* Start *
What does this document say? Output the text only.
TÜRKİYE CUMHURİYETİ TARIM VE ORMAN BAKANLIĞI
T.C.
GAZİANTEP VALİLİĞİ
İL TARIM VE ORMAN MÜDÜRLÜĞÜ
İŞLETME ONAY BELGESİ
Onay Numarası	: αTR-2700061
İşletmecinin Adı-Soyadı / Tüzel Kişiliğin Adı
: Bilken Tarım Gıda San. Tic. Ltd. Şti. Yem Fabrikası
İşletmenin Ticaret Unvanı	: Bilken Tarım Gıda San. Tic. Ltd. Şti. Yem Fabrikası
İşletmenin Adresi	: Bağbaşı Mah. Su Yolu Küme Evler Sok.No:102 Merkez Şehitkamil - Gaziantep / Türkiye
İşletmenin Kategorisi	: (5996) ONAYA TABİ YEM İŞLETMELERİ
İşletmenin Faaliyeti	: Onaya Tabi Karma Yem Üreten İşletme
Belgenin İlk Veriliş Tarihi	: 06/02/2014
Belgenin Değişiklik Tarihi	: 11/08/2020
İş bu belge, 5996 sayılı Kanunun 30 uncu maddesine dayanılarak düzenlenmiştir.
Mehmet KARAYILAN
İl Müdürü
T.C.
* End *
• _WORK TO DO_
Extract all of the material exactly as it is written.

• _EXPECTED ANSWER_
What does this document say? Output the text only.
TÜRKİYE CUMHURİYETİ TARIM VE ORMAN BAKANLIĞI
T.C.
GAZİANTEP VALİLİĞİ
İL TARIM VE ORMAN MÜDÜRLÜĞÜ
İŞLETME ONAY BELGESİ
Onay Numarası	: αTR-2700061
İşletmecinin Adı-Soyadı / Tüzel Kişiliğin Adı
: Bilken Tarım Gıda San. Tic. Ltd. Şti. Yem Fabrikası
İşletmenin Ticaret Unvanı	: Bilken Tarım Gıda San. Tic. Ltd. Şti. Yem Fabrikası
İşletmenin Adresi	: Bağbaşı Mah. Su Yolu Küme Evler Sok.No:102 Merkez Şehitkamil - Gaziantep / Türkiye
İşletmenin Kategorisi	: (5996) ONAYA TABİ YEM İŞLETMELERİ
İşletmenin Faaliyeti	: Onaya Tabi Karma Yem Üreten İşletme
Belgenin İlk Veriliş Tarihi	: 06/02/2014
Belgenin Değişiklik Tarihi	: 11/08/2020
İş bu belge, 5996 sayılı Kanunun 30 uncu maddesine dayanılarak düzenlenmiştir.
Mehmet KARAYILAN
İl Müdürü
T.C.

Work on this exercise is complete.